EXERCISE INSTRUCTIONS
Extract the lines that hold the string "xlabel".

DATA RECORDS
——————
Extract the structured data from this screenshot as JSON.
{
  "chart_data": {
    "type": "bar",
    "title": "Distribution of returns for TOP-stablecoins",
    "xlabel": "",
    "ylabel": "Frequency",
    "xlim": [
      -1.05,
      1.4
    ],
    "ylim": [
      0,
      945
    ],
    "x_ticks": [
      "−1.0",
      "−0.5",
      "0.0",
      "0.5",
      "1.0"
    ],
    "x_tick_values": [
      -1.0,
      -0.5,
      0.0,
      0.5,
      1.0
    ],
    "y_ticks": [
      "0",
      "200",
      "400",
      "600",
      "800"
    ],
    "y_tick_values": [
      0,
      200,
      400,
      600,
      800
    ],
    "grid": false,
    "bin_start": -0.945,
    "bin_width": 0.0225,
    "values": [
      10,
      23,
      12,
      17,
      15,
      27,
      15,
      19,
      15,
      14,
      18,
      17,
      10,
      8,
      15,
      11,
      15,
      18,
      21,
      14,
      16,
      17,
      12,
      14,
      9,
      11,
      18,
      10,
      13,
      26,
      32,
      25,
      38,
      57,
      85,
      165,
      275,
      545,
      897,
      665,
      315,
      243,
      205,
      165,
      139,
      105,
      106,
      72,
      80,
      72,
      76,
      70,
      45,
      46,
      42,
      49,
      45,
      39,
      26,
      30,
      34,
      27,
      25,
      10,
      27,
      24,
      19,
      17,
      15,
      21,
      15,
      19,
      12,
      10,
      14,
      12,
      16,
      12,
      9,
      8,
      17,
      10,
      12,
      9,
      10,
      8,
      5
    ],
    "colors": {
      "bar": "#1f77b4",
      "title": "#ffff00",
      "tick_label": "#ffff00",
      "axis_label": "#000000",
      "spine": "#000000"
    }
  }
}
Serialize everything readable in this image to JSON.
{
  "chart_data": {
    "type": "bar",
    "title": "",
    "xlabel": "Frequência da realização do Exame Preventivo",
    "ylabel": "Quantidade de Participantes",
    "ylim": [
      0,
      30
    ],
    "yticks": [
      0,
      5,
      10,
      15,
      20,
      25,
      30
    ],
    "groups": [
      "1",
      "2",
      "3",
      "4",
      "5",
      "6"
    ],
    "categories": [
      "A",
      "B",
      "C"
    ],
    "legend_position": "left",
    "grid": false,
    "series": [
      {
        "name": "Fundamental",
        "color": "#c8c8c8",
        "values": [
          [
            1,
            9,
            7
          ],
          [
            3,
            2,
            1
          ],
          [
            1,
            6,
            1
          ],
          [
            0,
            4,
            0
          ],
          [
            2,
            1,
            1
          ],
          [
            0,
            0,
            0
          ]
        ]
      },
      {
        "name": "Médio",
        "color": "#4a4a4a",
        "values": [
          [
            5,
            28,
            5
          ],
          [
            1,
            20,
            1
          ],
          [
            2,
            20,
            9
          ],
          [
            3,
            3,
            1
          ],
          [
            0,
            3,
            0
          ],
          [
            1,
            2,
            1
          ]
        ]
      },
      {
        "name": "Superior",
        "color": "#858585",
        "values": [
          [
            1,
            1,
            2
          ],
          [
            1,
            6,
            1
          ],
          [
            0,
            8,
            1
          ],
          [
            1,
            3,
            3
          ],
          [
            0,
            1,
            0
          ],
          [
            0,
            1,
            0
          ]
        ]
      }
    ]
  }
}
——————
TASK OUTPUT
    "xlabel": "",
    "xlabel": "Frequência da realização do Exame Preventivo",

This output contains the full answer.